* [Aim of the task]:
Give back exactly the lines running from the line with "Convert this screenshot" to the end of the entries, and only those lines.

* [Collected data entries]:
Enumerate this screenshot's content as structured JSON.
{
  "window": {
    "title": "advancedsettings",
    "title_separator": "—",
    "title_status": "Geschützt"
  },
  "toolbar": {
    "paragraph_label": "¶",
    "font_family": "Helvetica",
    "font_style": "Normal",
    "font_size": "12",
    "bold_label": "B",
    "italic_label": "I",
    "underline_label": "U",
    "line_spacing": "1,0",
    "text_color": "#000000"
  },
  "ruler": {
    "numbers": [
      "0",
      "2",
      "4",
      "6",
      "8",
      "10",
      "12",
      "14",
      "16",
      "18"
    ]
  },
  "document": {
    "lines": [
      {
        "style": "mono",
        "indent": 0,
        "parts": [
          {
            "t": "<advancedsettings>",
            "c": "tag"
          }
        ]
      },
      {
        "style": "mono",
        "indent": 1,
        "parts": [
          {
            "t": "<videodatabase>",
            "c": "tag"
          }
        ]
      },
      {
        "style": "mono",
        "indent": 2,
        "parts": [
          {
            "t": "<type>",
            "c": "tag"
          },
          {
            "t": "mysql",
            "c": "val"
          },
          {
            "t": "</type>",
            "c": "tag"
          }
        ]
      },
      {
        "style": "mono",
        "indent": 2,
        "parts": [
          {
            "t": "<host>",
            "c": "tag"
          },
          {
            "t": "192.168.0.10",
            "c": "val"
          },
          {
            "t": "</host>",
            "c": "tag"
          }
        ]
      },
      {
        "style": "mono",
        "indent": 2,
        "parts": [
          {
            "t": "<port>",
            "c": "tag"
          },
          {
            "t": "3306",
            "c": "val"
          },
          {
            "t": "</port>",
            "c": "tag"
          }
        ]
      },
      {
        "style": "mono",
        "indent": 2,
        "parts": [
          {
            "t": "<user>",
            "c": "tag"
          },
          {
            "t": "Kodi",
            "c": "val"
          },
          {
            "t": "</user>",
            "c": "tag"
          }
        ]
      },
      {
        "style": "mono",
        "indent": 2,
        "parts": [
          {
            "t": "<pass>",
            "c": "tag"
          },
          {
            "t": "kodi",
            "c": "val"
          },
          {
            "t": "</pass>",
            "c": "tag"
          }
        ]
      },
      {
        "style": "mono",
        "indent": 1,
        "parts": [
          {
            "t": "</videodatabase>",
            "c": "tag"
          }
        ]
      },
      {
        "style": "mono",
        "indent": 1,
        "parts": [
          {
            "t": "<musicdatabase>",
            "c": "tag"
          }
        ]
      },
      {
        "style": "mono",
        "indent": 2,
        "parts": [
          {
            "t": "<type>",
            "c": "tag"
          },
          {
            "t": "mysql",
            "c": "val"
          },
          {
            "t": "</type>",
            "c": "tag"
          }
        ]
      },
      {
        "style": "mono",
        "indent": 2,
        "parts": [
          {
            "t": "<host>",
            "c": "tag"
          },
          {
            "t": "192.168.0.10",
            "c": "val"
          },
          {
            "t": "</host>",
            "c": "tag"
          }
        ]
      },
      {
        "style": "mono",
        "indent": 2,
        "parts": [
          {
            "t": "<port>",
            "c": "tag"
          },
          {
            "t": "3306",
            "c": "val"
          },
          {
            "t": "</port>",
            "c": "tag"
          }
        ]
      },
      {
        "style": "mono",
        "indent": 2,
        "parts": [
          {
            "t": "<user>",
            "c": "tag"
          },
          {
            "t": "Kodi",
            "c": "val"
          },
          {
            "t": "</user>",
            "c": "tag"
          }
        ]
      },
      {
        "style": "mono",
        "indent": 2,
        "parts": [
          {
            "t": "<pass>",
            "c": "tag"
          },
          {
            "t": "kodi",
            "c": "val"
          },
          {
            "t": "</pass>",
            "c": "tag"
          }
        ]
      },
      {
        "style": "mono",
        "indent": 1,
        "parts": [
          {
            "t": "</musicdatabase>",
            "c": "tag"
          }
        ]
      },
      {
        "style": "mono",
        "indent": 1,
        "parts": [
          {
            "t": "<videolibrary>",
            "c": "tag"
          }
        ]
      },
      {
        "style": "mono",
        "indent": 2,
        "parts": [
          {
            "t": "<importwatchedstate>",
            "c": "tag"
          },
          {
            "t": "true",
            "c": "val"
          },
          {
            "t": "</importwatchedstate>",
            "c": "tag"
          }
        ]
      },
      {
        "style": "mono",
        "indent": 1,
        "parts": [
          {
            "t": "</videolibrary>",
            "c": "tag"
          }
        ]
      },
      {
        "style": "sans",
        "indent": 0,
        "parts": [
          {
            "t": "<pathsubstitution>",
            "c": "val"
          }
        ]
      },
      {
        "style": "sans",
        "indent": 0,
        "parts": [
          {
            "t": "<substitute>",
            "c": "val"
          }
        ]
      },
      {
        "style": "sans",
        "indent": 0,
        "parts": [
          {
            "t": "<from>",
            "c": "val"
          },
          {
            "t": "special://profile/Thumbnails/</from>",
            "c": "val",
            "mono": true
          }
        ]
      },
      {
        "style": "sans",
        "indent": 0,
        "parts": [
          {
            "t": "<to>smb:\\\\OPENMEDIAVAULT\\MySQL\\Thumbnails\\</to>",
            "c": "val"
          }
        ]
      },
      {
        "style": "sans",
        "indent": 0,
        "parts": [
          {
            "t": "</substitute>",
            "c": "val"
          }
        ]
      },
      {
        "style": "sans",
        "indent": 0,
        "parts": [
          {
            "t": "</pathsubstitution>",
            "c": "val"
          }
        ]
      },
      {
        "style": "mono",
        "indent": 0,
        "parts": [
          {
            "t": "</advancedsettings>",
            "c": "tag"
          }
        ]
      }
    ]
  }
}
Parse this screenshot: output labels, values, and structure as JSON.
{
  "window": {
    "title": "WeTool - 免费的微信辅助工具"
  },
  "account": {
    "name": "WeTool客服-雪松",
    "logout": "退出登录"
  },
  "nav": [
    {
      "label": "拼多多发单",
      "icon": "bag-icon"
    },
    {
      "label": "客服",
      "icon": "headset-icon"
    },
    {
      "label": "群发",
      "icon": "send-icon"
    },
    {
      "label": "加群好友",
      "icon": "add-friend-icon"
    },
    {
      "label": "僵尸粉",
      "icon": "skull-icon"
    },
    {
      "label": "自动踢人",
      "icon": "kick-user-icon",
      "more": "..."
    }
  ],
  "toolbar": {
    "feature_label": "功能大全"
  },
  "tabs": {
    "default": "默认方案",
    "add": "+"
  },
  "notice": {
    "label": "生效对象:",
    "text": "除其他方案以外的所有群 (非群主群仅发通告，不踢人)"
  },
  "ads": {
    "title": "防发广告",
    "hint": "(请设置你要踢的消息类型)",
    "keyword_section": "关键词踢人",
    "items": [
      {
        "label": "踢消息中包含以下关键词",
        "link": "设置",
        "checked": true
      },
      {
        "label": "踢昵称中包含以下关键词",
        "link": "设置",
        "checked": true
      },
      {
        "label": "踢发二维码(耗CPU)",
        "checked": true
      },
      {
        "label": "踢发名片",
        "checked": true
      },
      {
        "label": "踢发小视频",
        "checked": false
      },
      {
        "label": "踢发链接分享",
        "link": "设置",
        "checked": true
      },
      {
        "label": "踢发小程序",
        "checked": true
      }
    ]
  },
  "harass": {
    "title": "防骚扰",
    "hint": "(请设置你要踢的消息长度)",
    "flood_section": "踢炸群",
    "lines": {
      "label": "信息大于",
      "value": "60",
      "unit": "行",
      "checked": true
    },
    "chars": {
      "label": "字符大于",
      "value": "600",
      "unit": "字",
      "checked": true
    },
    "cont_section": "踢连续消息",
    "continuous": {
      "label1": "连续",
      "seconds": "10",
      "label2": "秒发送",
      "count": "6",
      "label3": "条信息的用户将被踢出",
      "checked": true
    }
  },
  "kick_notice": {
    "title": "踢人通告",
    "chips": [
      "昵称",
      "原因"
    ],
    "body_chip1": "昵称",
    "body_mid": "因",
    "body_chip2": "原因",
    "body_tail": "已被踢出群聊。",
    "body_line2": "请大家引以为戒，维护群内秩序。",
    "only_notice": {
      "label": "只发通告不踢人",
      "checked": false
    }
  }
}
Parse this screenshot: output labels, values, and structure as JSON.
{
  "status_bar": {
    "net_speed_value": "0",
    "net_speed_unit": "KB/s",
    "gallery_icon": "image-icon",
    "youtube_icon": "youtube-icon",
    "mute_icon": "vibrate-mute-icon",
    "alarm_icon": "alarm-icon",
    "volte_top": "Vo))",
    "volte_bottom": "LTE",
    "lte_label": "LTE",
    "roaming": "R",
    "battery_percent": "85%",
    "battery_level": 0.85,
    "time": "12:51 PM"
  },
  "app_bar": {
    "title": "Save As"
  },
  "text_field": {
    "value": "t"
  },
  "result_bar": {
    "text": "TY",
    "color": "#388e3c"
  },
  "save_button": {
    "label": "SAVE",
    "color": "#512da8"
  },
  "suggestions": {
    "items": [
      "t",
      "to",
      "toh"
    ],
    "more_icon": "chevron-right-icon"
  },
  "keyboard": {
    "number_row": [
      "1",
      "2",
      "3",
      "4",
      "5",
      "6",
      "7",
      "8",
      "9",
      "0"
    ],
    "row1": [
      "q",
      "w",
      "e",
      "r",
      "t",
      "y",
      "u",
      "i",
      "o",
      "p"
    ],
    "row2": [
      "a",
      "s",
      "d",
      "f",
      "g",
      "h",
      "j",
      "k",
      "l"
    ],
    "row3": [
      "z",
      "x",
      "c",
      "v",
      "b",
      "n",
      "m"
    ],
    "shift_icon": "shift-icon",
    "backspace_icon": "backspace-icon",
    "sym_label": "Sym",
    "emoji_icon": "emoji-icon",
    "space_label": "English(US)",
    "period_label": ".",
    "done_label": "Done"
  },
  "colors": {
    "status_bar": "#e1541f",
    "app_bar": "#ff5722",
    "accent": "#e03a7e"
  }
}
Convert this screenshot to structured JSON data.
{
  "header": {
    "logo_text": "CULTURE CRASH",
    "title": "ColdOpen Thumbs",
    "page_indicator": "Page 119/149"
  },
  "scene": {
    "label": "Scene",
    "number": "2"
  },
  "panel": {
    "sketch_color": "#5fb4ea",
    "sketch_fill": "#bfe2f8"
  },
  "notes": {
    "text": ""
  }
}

* [Answer to the problem]:
Convert this screenshot to structured JSON data.
{
  "header": {
    "logo_text": "CULTURE CRASH",
    "title": "ColdOpen Thumbs",
    "page_indicator": "Page 119/149"
  },
  "scene": {
    "label": "Scene",
    "number": "2"
  },
  "panel": {
    "sketch_color": "#5fb4ea",
    "sketch_fill": "#bfe2f8"
  },
  "notes": {
    "text": ""
  }
}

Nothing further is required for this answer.